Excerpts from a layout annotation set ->
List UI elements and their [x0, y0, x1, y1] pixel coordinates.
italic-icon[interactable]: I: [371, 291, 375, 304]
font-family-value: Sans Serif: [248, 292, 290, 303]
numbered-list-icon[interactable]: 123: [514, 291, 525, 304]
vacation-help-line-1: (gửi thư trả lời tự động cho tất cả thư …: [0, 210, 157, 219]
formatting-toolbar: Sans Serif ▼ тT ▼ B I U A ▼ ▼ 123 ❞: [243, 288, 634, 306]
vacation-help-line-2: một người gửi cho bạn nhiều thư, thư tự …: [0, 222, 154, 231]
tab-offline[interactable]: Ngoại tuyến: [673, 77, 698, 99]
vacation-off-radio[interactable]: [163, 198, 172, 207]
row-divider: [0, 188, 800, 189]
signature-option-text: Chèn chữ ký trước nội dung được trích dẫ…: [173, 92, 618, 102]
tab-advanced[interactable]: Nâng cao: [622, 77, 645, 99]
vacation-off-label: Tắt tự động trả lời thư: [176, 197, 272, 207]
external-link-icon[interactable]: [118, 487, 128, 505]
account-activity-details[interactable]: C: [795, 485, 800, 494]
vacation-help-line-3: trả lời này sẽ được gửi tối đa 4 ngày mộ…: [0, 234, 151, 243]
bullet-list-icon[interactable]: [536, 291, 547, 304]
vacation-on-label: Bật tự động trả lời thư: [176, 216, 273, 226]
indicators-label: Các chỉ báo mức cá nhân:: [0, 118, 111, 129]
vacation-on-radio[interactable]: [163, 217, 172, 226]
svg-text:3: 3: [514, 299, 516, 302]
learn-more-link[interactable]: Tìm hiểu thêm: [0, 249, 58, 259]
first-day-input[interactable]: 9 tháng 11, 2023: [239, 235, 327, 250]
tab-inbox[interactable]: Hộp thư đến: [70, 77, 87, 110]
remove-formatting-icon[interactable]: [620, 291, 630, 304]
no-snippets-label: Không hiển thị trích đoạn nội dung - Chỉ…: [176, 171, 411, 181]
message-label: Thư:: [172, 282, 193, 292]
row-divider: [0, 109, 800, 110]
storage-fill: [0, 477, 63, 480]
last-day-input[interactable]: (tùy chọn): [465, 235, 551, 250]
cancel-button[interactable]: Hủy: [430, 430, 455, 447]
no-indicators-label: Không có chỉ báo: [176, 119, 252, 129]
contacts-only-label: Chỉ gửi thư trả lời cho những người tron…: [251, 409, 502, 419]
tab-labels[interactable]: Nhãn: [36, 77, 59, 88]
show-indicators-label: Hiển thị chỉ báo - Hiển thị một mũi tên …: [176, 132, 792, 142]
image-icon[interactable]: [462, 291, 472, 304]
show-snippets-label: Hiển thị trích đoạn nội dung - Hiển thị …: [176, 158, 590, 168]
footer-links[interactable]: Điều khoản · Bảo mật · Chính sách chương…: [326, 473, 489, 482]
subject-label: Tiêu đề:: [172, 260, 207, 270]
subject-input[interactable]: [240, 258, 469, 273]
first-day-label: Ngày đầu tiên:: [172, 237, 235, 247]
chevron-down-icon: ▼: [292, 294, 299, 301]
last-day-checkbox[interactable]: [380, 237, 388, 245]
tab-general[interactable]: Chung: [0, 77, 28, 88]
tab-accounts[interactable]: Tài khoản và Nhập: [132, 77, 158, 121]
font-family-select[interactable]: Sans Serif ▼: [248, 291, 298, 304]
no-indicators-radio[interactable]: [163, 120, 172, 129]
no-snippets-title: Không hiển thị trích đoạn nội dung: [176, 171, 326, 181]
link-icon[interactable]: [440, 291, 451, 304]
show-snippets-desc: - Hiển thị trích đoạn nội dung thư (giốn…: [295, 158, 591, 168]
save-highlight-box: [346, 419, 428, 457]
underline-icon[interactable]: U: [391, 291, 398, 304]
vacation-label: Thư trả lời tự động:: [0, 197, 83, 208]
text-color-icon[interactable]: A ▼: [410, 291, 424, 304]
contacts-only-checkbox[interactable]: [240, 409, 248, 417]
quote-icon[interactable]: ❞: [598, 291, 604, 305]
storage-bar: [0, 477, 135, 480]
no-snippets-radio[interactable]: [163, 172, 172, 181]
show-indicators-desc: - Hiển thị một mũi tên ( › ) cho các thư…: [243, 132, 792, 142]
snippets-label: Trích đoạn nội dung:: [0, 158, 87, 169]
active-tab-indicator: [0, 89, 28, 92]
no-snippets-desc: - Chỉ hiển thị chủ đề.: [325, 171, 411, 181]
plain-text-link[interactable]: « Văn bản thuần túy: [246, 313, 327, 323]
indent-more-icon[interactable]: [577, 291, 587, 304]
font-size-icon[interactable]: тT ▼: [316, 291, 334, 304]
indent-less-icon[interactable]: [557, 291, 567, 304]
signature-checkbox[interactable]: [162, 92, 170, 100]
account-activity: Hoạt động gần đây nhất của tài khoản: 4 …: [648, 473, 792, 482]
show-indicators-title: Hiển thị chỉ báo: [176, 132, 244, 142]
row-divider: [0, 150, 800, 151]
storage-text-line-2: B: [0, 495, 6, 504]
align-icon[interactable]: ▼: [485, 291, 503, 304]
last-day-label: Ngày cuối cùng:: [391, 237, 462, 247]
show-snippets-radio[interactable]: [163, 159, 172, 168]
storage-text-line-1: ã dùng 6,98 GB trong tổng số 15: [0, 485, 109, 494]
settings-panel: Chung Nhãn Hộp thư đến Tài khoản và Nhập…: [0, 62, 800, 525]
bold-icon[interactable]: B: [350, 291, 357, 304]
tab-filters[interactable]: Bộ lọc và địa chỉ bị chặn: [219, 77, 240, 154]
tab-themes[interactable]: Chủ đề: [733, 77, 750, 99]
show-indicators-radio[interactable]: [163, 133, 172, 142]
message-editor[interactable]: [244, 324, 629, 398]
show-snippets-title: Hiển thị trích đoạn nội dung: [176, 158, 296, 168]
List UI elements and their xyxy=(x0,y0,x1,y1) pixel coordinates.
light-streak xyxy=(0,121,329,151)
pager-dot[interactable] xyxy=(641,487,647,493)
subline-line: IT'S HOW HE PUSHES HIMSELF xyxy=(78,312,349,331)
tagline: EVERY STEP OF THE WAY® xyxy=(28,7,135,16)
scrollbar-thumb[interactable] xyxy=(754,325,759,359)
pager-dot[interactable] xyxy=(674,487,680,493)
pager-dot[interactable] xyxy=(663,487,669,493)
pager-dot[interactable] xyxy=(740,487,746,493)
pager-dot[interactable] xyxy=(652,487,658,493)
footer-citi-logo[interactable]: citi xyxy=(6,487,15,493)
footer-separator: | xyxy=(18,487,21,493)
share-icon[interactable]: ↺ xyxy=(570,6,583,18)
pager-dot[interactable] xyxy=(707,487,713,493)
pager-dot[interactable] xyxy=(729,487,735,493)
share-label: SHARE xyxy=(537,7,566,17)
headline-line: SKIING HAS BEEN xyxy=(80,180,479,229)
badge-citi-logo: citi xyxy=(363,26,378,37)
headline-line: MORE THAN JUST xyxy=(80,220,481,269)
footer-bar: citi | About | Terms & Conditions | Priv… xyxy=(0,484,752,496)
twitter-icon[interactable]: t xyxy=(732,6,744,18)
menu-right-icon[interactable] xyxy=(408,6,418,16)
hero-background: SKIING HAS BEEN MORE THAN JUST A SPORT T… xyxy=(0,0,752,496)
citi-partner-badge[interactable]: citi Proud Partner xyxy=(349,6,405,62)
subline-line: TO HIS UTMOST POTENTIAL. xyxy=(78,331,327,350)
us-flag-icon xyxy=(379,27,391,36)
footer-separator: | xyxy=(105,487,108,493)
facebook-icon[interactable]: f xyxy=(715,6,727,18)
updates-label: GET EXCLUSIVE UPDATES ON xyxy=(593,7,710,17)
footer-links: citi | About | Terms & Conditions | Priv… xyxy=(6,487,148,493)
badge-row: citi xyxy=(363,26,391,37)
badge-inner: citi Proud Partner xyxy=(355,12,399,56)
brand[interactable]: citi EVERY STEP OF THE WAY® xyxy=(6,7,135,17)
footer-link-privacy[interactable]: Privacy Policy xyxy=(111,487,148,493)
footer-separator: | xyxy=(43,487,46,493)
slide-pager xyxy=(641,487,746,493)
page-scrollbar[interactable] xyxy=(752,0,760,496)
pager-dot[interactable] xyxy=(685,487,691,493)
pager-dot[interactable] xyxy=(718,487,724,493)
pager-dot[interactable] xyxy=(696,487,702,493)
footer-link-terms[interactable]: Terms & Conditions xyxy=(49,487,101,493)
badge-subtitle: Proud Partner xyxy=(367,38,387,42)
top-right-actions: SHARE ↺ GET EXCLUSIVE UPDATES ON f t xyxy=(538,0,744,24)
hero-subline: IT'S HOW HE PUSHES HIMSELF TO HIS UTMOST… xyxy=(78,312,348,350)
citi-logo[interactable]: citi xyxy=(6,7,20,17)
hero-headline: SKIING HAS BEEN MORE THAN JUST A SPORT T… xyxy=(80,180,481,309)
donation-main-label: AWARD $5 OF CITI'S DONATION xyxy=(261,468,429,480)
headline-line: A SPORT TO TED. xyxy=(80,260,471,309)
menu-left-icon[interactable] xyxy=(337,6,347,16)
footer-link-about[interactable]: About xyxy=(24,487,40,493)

Written request -> Please output the lines of the listing as a Markdown table with columns Row and Line, starting at the start of the listing and ending at the line containing "tab-advanced[interactable]: Nâng cao: [622, 77, 645, 99]", with blank lines omitted.

Exercise solution ->
| Row | Line |
|---|---|
| 1 | List UI elements and their [x0, y0, x1, y1] pixel coordinates. |
| 2 | italic-icon[interactable]: I: [371, 291, 375, 304] |
| 3 | font-family-value: Sans Serif: [248, 292, 290, 303] |
| 4 | numbered-list-icon[interactable]: 123: [514, 291, 525, 304] |
| 5 | vacation-help-line-1: (gửi thư trả lời tự động cho tất cả thư …: [0, 210, 157, 219] |
| 6 | formatting-toolbar: Sans Serif ▼ тT ▼ B I U A ▼ ▼ 123 ❞: [243, 288, 634, 306] |
| 7 | vacation-help-line-2: một người gửi cho bạn nhiều thư, thư tự …: [0, 222, 154, 231] |
| 8 | tab-offline[interactable]: Ngoại tuyến: [673, 77, 698, 99] |
| 9 | vacation-off-radio[interactable]: [163, 198, 172, 207] |
| 10 | row-divider: [0, 188, 800, 189] |
| 11 | signature-option-text: Chèn chữ ký trước nội dung được trích dẫ…: [173, 92, 618, 102] |
| 12 | tab-advanced[interactable]: Nâng cao: [622, 77, 645, 99] |